→ Given task:
Output all of the records exactly as written.
---------- Available records
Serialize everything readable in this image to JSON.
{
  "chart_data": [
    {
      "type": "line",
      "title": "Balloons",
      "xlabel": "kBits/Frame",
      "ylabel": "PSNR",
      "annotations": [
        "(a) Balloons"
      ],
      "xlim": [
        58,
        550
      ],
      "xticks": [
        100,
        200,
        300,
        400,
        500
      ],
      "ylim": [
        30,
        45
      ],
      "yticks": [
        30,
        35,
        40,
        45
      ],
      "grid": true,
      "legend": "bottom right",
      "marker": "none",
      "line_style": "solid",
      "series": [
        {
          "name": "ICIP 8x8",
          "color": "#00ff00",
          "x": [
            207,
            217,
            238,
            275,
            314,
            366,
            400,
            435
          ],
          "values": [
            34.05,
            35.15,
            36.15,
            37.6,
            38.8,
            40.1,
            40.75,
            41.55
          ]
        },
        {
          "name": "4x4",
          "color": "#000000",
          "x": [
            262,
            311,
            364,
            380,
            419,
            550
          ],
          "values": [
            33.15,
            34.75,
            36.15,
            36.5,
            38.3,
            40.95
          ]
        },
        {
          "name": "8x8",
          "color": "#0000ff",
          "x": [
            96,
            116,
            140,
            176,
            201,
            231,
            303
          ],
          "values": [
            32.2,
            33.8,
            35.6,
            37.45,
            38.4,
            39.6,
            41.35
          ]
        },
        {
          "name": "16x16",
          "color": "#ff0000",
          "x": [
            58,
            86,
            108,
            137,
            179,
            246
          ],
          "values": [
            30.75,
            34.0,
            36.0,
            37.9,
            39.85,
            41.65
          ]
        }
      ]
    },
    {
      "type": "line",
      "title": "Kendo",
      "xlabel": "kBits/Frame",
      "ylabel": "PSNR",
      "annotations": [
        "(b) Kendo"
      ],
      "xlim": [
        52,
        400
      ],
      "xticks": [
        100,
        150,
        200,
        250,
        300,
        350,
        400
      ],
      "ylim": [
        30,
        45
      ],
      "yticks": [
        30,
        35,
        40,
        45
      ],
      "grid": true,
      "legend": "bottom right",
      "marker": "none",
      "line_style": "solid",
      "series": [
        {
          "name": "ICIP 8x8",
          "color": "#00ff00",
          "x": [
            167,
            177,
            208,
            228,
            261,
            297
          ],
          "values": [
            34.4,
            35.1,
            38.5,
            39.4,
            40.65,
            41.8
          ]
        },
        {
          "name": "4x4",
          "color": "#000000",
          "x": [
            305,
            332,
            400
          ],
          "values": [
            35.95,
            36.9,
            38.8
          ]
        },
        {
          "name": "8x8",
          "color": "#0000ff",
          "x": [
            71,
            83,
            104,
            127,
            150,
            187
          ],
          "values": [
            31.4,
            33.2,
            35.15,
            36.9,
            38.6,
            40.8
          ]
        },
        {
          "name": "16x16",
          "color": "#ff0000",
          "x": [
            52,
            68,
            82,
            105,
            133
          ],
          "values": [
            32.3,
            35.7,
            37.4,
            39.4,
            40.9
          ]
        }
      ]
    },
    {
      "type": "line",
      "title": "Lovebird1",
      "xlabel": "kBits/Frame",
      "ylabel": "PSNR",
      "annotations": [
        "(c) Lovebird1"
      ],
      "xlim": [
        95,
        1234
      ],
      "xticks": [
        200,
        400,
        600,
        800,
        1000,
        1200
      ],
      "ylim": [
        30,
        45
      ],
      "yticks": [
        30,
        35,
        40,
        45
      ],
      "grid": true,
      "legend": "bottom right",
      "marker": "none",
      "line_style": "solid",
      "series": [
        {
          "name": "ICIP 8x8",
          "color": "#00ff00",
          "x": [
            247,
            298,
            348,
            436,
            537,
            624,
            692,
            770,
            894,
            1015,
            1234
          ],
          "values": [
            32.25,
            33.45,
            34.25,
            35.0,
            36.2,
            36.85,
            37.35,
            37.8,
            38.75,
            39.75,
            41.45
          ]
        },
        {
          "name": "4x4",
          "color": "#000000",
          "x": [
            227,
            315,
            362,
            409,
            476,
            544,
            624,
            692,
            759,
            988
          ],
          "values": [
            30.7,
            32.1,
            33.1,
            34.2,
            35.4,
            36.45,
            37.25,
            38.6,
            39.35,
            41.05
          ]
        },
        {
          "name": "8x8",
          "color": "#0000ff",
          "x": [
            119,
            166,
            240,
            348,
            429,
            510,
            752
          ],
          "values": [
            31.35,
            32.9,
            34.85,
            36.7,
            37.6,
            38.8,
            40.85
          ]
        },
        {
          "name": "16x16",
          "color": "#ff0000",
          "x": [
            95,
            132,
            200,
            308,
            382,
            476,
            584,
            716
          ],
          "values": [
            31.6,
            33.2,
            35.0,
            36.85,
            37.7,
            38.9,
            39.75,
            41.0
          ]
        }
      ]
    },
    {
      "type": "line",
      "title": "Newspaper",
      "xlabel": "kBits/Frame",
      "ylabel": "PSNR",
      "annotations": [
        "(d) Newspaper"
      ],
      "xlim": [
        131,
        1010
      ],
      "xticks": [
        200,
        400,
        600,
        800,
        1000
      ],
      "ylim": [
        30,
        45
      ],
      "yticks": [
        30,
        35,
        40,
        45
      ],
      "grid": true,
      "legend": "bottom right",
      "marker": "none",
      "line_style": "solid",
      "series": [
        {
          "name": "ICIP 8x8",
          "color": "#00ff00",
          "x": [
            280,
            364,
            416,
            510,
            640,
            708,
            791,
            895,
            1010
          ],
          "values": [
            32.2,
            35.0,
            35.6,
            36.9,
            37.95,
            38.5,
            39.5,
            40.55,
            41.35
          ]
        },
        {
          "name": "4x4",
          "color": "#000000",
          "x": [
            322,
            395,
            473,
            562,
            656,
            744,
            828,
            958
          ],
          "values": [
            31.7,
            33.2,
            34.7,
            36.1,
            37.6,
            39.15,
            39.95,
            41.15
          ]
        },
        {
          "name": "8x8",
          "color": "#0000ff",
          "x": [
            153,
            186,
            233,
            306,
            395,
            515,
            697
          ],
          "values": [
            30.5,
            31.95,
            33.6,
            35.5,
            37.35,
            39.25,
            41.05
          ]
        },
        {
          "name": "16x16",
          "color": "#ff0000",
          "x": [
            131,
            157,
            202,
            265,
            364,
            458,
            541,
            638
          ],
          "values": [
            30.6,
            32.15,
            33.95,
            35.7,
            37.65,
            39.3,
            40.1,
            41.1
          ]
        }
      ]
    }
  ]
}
--------------------
→ Task result:
Serialize everything readable in this image to JSON.
{
  "chart_data": [
    {
      "type": "line",
      "title": "Balloons",
      "xlabel": "kBits/Frame",
      "ylabel": "PSNR",
      "annotations": [
        "(a) Balloons"
      ],
      "xlim": [
        58,
        550
      ],
      "xticks": [
        100,
        200,
        300,
        400,
        500
      ],
      "ylim": [
        30,
        45
      ],
      "yticks": [
        30,
        35,
        40,
        45
      ],
      "grid": true,
      "legend": "bottom right",
      "marker": "none",
      "line_style": "solid",
      "series": [
        {
          "name": "ICIP 8x8",
          "color": "#00ff00",
          "x": [
            207,
            217,
            238,
            275,
            314,
            366,
            400,
            435
          ],
          "values": [
            34.05,
            35.15,
            36.15,
            37.6,
            38.8,
            40.1,
            40.75,
            41.55
          ]
        },
        {
          "name": "4x4",
          "color": "#000000",
          "x": [
            262,
            311,
            364,
            380,
            419,
            550
          ],
          "values": [
            33.15,
            34.75,
            36.15,
            36.5,
            38.3,
            40.95
          ]
        },
        {
          "name": "8x8",
          "color": "#0000ff",
          "x": [
            96,
            116,
            140,
            176,
            201,
            231,
            303
          ],
          "values": [
            32.2,
            33.8,
            35.6,
            37.45,
            38.4,
            39.6,
            41.35
          ]
        },
        {
          "name": "16x16",
          "color": "#ff0000",
          "x": [
            58,
            86,
            108,
            137,
            179,
            246
          ],
          "values": [
            30.75,
            34.0,
            36.0,
            37.9,
            39.85,
            41.65
          ]
        }
      ]
    },
    {
      "type": "line",
      "title": "Kendo",
      "xlabel": "kBits/Frame",
      "ylabel": "PSNR",
      "annotations": [
        "(b) Kendo"
      ],
      "xlim": [
        52,
        400
      ],
      "xticks": [
        100,
        150,
        200,
        250,
        300,
        350,
        400
      ],
      "ylim": [
        30,
        45
      ],
      "yticks": [
        30,
        35,
        40,
        45
      ],
      "grid": true,
      "legend": "bottom right",
      "marker": "none",
      "line_style": "solid",
      "series": [
        {
          "name": "ICIP 8x8",
          "color": "#00ff00",
          "x": [
            167,
            177,
            208,
            228,
            261,
            297
          ],
          "values": [
            34.4,
            35.1,
            38.5,
            39.4,
            40.65,
            41.8
          ]
        },
        {
          "name": "4x4",
          "color": "#000000",
          "x": [
            305,
            332,
            400
          ],
          "values": [
            35.95,
            36.9,
            38.8
          ]
        },
        {
          "name": "8x8",
          "color": "#0000ff",
          "x": [
            71,
            83,
            104,
            127,
            150,
            187
          ],
          "values": [
            31.4,
            33.2,
            35.15,
            36.9,
            38.6,
            40.8
          ]
        },
        {
          "name": "16x16",
          "color": "#ff0000",
          "x": [
            52,
            68,
            82,
            105,
            133
          ],
          "values": [
            32.3,
            35.7,
            37.4,
            39.4,
            40.9
          ]
        }
      ]
    },
    {
      "type": "line",
      "title": "Lovebird1",
      "xlabel": "kBits/Frame",
      "ylabel": "PSNR",
      "annotations": [
        "(c) Lovebird1"
      ],
      "xlim": [
        95,
        1234
      ],
      "xticks": [
        200,
        400,
        600,
        800,
        1000,
        1200
      ],
      "ylim": [
        30,
        45
      ],
      "yticks": [
        30,
        35,
        40,
        45
      ],
      "grid": true,
      "legend": "bottom right",
      "marker": "none",
      "line_style": "solid",
      "series": [
        {
          "name": "ICIP 8x8",
          "color": "#00ff00",
          "x": [
            247,
            298,
            348,
            436,
            537,
            624,
            692,
            770,
            894,
            1015,
            1234
          ],
          "values": [
            32.25,
            33.45,
            34.25,
            35.0,
            36.2,
            36.85,
            37.35,
            37.8,
            38.75,
            39.75,
            41.45
          ]
        },
        {
          "name": "4x4",
          "color": "#000000",
          "x": [
            227,
            315,
            362,
            409,
            476,
            544,
            624,
            692,
            759,
            988
          ],
          "values": [
            30.7,
            32.1,
            33.1,
            34.2,
            35.4,
            36.45,
            37.25,
            38.6,
            39.35,
            41.05
          ]
        },
        {
          "name": "8x8",
          "color": "#0000ff",
          "x": [
            119,
            166,
            240,
            348,
            429,
            510,
            752
          ],
          "values": [
            31.35,
            32.9,
            34.85,
            36.7,
            37.6,
            38.8,
            40.85
          ]
        },
        {
          "name": "16x16",
          "color": "#ff0000",
          "x": [
            95,
            132,
            200,
            308,
            382,
            476,
            584,
            716
          ],
          "values": [
            31.6,
            33.2,
            35.0,
            36.85,
            37.7,
            38.9,
            39.75,
            41.0
          ]
        }
      ]
    },
    {
      "type": "line",
      "title": "Newspaper",
      "xlabel": "kBits/Frame",
      "ylabel": "PSNR",
      "annotations": [
        "(d) Newspaper"
      ],
      "xlim": [
        131,
        1010
      ],
      "xticks": [
        200,
        400,
        600,
        800,
        1000
      ],
      "ylim": [
        30,
        45
      ],
      "yticks": [
        30,
        35,
        40,
        45
      ],
      "grid": true,
      "legend": "bottom right",
      "marker": "none",
      "line_style": "solid",
      "series": [
        {
          "name": "ICIP 8x8",
          "color": "#00ff00",
          "x": [
            280,
            364,
            416,
            510,
            640,
            708,
            791,
            895,
            1010
          ],
          "values": [
            32.2,
            35.0,
            35.6,
            36.9,
            37.95,
            38.5,
            39.5,
            40.55,
            41.35
          ]
        },
        {
          "name": "4x4",
          "color": "#000000",
          "x": [
            322,
            395,
            473,
            562,
            656,
            744,
            828,
            958
          ],
          "values": [
            31.7,
            33.2,
            34.7,
            36.1,
            37.6,
            39.15,
            39.95,
            41.15
          ]
        },
        {
          "name": "8x8",
          "color": "#0000ff",
          "x": [
            153,
            186,
            233,
            306,
            395,
            515,
            697
          ],
          "values": [
            30.5,
            31.95,
            33.6,
            35.5,
            37.35,
            39.25,
            41.05
          ]
        },
        {
          "name": "16x16",
          "color": "#ff0000",
          "x": [
            131,
            157,
            202,
            265,
            364,
            458,
            541,
            638
          ],
          "values": [
            30.6,
            32.15,
            33.95,
            35.7,
            37.65,
            39.3,
            40.1,
            41.1
          ]
        }
      ]
    }
  ]
}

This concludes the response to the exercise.